● Set problem: From the material below, list every line containing "heading".

● Task material:
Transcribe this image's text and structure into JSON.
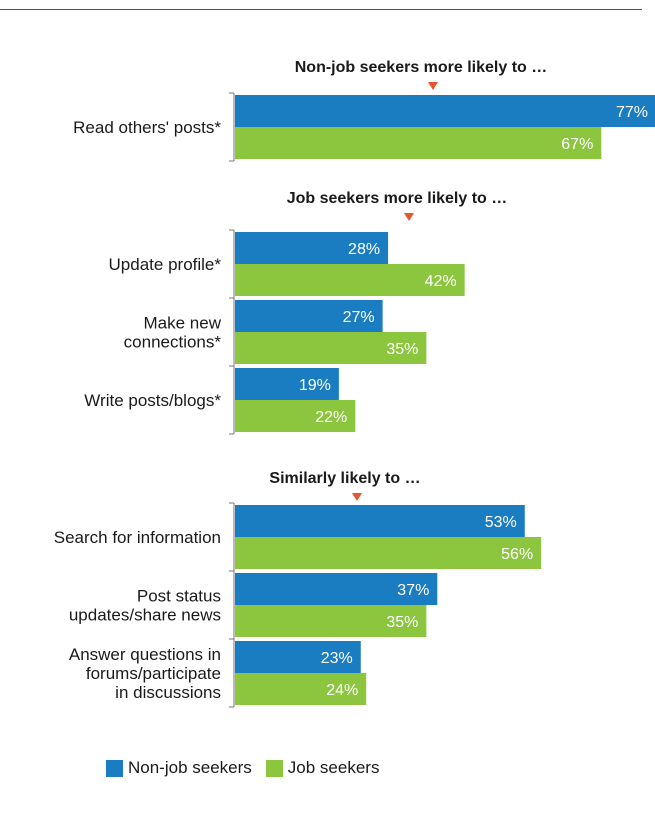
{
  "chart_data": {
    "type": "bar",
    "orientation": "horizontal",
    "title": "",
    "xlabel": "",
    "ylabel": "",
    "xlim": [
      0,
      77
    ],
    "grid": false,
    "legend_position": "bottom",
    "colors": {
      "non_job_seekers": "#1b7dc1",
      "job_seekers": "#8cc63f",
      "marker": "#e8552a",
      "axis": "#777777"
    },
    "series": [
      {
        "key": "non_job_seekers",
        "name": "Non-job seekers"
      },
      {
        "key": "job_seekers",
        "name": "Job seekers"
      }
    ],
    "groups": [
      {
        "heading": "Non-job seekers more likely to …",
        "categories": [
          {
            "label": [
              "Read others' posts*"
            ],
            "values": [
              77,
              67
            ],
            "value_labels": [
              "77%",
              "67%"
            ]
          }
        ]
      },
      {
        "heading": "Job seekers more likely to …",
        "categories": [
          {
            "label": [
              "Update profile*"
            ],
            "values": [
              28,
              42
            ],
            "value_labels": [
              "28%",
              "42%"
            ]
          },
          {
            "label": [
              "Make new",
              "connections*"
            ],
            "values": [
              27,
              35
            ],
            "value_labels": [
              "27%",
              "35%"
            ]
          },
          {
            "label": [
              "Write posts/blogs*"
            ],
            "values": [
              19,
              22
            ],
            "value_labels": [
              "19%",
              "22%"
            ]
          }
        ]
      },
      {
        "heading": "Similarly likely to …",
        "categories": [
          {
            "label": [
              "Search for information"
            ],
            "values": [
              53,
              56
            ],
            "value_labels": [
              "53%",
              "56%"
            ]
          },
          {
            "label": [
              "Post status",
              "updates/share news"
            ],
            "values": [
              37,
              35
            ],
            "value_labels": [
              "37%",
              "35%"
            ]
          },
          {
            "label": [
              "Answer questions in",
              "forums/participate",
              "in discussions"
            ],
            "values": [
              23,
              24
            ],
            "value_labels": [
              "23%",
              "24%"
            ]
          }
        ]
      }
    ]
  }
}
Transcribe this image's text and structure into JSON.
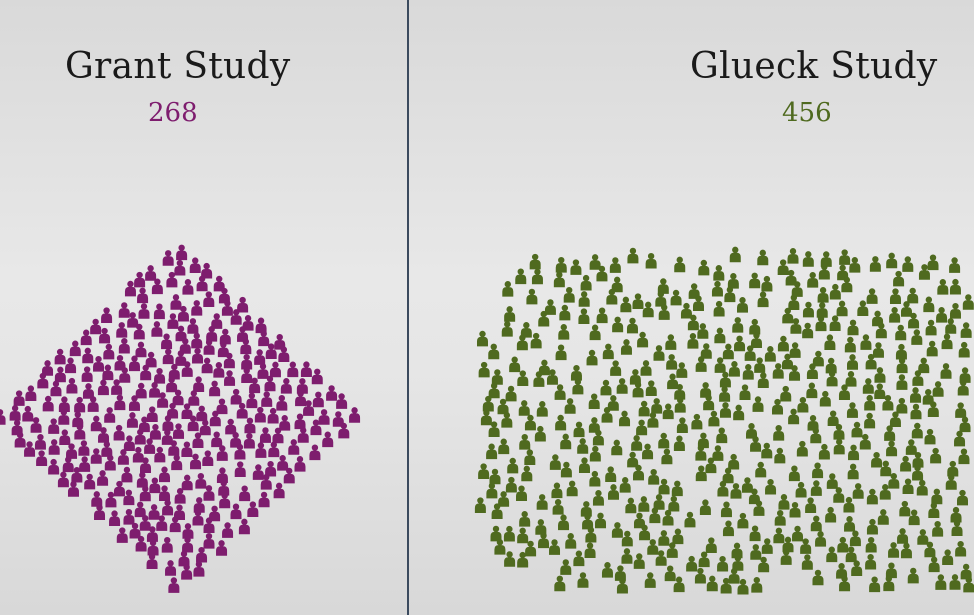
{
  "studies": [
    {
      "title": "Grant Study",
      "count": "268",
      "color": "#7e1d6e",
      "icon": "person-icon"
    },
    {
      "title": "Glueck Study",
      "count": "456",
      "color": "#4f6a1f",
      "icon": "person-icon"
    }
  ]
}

* * *

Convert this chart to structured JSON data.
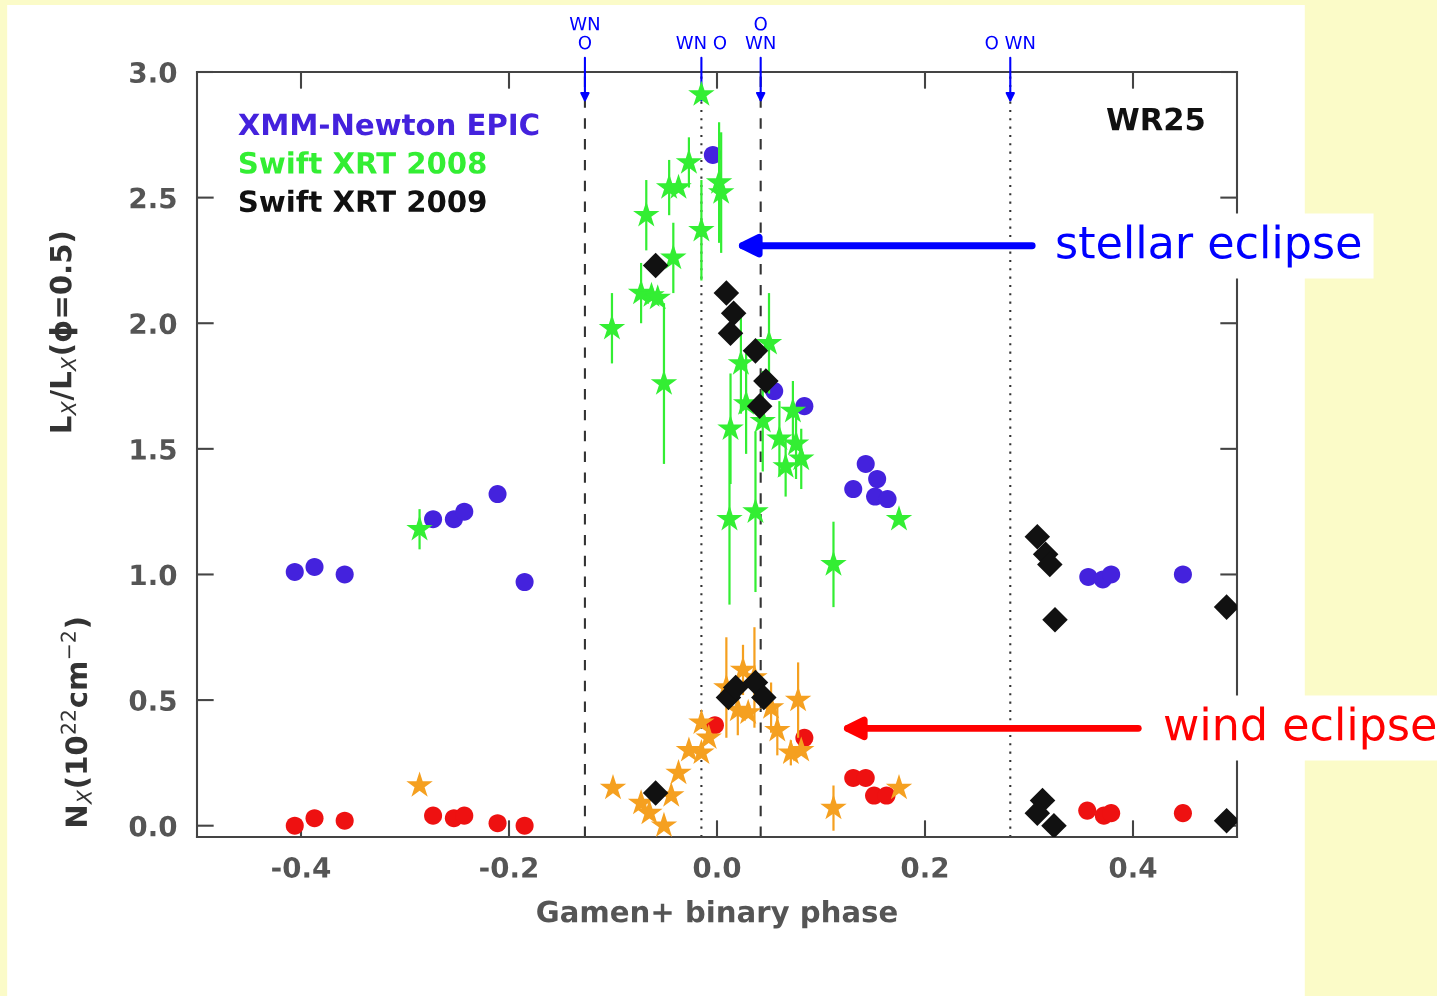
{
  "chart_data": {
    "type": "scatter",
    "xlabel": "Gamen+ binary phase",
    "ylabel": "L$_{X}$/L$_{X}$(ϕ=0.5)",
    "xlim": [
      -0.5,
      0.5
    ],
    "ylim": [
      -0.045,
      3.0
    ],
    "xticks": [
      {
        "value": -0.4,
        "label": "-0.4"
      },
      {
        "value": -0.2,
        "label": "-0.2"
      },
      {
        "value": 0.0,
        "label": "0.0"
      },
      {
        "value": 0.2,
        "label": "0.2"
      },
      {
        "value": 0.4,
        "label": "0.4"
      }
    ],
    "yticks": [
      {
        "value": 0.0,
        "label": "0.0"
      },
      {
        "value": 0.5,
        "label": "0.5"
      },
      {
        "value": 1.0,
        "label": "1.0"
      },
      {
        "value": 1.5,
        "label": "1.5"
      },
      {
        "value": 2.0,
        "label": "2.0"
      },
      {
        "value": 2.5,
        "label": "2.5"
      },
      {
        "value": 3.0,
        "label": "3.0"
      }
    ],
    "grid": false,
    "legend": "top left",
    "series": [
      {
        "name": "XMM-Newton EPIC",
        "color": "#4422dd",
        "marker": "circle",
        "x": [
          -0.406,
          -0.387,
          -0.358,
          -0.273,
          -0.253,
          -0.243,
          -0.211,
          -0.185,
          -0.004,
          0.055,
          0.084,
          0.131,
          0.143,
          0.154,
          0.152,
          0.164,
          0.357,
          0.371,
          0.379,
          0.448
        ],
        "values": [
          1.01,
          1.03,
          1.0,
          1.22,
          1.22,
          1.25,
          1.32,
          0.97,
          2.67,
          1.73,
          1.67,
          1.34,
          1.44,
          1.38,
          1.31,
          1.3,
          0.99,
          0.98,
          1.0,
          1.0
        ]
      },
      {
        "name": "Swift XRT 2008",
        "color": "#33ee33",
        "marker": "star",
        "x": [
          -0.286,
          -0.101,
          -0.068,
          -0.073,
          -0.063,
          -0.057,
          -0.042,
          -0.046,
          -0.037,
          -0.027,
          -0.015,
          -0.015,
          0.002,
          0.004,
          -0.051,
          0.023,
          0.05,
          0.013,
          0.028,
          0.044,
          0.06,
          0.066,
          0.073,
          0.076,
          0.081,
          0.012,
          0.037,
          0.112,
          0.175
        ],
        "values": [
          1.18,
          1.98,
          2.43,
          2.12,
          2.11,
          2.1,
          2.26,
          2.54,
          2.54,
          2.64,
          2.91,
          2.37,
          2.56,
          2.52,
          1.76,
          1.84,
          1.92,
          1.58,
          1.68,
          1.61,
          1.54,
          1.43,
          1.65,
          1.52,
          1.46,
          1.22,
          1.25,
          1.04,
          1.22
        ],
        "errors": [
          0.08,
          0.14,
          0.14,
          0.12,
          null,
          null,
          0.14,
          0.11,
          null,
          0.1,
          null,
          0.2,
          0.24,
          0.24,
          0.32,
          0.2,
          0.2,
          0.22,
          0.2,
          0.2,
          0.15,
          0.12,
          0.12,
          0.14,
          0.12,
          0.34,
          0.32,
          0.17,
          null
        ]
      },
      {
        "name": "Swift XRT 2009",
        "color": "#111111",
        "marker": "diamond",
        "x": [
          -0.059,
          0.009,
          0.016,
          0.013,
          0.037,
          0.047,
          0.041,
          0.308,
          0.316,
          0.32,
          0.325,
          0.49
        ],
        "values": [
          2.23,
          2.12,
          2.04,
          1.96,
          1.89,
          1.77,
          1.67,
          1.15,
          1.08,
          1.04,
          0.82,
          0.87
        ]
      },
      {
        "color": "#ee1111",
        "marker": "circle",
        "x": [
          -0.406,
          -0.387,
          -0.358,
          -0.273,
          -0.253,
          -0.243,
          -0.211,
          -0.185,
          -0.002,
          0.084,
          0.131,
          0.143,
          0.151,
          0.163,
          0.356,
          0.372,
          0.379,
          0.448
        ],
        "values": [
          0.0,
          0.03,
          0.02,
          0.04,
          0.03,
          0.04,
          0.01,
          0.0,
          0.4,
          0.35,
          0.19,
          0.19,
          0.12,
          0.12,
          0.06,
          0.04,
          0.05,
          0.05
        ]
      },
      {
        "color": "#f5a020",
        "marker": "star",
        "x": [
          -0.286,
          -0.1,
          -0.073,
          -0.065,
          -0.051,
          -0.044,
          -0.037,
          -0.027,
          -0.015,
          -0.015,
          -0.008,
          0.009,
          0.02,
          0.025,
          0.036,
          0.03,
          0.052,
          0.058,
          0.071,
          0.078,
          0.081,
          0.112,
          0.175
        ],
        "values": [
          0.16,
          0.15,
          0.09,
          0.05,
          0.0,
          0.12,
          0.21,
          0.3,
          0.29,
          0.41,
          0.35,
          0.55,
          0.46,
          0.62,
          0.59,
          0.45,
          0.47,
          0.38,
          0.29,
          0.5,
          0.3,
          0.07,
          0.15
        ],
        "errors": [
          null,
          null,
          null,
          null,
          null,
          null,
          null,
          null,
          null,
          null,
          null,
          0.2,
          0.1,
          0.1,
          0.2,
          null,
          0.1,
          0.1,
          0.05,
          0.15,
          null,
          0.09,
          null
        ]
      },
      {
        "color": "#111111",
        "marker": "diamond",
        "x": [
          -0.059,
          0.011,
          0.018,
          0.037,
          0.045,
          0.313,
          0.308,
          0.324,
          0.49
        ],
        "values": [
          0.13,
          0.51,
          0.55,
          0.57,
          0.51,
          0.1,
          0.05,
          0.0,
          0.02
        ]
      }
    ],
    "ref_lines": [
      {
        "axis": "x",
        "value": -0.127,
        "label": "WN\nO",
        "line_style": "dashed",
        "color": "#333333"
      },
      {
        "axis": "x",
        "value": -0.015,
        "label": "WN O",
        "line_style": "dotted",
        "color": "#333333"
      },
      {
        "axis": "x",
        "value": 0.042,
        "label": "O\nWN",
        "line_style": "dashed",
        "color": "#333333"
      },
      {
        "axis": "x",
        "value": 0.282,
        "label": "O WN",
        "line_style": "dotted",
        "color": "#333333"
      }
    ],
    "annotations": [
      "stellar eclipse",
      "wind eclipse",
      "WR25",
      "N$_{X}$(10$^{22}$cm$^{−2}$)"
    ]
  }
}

● Solution for this exercise:
        "heading": "Non-job seekers more likely to …",
        "heading": "Job seekers more likely to …",
        "heading": "Similarly likely to …",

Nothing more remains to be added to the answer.